#### GOAL
Pick every line with "content" from the material below.

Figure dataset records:

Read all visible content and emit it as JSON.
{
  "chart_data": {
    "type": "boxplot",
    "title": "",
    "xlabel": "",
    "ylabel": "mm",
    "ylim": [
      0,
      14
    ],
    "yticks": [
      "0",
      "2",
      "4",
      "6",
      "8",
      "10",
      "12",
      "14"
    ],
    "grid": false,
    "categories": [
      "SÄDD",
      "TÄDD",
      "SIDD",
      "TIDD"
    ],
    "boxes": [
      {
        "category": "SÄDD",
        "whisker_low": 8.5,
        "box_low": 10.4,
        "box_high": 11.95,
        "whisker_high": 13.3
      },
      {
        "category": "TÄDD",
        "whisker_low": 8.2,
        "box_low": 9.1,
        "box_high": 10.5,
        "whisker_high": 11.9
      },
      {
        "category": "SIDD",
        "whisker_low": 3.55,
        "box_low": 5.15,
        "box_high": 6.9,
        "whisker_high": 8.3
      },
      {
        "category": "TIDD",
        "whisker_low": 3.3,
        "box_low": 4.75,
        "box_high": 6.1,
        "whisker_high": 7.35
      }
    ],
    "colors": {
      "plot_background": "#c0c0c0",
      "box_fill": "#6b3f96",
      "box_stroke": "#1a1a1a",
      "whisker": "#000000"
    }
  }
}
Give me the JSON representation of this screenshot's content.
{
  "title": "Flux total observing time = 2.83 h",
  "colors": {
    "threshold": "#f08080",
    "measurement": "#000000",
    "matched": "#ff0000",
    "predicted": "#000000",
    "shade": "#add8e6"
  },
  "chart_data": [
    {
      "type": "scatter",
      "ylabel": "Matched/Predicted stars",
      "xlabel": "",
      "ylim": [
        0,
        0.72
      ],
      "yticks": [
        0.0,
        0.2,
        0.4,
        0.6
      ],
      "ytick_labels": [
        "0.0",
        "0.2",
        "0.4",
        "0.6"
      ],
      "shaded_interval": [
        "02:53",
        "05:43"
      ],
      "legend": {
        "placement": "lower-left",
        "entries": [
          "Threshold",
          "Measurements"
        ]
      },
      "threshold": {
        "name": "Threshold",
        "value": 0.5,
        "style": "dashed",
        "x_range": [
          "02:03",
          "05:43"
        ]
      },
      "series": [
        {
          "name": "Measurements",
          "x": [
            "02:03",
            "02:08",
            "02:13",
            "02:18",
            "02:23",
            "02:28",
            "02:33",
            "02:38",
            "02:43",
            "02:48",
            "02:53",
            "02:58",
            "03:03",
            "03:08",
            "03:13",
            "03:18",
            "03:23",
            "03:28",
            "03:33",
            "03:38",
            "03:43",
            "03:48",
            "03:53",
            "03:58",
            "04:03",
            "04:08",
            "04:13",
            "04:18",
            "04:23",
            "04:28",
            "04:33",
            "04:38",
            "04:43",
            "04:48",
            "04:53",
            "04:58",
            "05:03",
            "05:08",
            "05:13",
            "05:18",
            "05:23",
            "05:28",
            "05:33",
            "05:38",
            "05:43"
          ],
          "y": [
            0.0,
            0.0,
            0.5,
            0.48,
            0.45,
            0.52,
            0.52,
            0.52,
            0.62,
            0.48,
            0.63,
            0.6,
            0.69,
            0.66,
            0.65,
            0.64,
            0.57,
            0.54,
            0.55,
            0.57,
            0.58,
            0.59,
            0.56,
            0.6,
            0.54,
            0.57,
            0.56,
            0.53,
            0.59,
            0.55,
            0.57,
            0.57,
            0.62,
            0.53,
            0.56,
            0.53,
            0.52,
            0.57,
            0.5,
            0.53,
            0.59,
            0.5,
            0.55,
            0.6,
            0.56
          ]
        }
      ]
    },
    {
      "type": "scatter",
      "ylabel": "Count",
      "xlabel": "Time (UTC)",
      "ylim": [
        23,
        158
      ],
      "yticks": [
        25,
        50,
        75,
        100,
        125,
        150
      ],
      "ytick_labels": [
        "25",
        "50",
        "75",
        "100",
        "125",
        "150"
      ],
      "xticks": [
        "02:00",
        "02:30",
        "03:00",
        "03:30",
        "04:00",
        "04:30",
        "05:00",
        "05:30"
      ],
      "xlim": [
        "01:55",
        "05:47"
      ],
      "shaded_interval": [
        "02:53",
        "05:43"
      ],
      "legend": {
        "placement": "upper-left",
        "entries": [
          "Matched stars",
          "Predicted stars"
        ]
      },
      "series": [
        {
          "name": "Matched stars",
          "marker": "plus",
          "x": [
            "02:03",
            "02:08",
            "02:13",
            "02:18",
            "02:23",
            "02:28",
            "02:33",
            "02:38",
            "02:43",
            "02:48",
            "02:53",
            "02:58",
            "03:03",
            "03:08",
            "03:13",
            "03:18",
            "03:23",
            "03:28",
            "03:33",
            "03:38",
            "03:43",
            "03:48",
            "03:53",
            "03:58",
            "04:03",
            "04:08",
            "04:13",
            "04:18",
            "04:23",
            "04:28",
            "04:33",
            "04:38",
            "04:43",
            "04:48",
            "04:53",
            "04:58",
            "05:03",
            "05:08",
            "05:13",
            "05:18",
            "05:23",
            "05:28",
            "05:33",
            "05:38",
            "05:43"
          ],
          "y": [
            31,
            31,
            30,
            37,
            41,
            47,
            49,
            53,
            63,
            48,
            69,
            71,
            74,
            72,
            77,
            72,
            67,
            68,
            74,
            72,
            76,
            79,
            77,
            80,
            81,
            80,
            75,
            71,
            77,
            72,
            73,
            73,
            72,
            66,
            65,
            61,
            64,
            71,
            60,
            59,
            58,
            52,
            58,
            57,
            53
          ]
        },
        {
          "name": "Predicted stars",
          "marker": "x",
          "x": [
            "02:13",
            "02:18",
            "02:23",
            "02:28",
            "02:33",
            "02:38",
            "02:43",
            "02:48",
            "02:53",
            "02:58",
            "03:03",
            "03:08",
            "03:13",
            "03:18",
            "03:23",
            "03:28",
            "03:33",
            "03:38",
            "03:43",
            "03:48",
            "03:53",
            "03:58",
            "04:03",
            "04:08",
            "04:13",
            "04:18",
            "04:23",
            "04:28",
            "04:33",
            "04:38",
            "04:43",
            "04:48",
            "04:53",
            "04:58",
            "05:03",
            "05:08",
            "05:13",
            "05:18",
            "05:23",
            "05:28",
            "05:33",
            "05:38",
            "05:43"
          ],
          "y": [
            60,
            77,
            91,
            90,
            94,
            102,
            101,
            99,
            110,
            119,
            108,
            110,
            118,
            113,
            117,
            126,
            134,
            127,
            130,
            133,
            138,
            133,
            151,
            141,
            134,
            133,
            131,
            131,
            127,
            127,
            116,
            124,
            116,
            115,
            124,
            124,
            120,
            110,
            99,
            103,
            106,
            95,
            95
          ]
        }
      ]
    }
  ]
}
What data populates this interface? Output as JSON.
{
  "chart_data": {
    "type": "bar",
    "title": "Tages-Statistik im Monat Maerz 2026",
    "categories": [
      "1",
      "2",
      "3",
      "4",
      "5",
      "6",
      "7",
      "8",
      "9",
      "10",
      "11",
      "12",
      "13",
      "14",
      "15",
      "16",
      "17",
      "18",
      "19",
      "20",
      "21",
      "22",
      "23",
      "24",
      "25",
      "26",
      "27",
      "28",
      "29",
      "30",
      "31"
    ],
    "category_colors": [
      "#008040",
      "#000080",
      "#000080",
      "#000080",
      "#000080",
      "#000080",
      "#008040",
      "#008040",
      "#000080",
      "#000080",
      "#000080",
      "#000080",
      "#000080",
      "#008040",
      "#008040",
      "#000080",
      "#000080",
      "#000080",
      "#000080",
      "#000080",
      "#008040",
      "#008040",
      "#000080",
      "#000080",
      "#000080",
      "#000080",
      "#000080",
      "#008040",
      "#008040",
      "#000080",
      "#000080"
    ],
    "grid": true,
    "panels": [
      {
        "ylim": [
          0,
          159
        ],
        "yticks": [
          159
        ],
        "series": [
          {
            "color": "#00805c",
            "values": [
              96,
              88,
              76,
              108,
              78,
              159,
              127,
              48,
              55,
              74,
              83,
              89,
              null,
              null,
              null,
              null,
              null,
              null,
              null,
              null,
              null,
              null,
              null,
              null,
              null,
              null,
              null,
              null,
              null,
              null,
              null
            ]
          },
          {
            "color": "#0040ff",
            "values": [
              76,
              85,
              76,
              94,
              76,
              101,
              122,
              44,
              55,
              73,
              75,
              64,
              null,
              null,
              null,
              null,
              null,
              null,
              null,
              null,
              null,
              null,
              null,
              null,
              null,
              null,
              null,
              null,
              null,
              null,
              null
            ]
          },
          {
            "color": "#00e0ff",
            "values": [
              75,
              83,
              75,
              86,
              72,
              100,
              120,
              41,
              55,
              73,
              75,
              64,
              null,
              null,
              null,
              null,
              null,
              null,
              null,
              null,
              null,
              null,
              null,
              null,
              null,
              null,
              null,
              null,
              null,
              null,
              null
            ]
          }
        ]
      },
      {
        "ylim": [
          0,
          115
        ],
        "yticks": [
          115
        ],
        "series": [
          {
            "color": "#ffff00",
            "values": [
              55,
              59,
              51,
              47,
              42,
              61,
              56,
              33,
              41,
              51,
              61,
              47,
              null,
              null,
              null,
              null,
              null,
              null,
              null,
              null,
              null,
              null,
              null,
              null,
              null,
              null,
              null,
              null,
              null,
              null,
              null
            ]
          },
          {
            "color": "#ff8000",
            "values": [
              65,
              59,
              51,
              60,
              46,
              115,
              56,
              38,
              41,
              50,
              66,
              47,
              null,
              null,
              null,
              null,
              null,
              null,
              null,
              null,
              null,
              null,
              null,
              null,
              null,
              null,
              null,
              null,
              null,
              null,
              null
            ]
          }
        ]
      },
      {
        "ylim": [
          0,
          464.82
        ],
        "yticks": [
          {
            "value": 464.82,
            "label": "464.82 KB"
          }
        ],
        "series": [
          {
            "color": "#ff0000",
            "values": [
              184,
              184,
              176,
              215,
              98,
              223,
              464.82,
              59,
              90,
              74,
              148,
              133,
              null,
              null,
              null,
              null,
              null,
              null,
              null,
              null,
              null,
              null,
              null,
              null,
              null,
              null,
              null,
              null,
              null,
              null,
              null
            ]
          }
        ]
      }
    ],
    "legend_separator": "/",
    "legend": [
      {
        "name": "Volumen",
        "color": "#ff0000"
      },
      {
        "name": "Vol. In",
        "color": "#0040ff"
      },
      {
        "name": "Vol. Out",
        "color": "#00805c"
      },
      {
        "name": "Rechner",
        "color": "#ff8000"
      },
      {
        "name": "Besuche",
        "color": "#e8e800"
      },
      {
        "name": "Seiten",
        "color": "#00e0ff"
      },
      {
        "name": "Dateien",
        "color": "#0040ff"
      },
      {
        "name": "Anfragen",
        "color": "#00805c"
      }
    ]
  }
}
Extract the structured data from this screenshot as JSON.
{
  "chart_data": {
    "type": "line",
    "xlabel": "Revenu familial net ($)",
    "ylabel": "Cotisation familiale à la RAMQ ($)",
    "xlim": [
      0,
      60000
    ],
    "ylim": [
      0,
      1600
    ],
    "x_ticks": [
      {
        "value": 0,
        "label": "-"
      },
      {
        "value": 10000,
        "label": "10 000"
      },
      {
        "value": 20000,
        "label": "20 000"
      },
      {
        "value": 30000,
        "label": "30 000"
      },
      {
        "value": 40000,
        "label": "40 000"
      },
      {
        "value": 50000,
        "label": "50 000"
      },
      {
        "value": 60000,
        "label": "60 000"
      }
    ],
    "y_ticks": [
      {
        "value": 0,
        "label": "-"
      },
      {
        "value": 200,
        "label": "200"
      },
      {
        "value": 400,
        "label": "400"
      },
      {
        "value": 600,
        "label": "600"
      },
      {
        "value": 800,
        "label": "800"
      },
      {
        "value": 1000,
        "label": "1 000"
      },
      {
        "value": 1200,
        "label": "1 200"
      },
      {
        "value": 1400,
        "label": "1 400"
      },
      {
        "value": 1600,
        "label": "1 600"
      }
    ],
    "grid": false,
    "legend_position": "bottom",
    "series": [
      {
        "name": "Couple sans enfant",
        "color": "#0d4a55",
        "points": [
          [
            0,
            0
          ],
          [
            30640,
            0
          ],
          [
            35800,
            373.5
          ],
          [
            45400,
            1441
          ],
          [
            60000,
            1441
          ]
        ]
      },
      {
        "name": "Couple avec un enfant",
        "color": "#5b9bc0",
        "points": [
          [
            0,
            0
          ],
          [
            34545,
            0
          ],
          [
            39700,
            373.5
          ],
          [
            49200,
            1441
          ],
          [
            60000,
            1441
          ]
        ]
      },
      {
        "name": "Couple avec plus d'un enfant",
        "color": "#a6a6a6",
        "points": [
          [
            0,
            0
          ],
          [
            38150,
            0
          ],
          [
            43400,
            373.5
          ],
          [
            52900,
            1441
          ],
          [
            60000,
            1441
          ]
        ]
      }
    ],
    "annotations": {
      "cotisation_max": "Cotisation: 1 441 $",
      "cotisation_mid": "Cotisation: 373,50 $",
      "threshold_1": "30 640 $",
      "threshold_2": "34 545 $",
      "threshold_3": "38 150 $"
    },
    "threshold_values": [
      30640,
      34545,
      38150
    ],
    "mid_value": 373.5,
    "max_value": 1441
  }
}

#### ANSWER FOR THIS EXERCISE
Read all visible content and emit it as JSON.
Give me the JSON representation of this screenshot's content.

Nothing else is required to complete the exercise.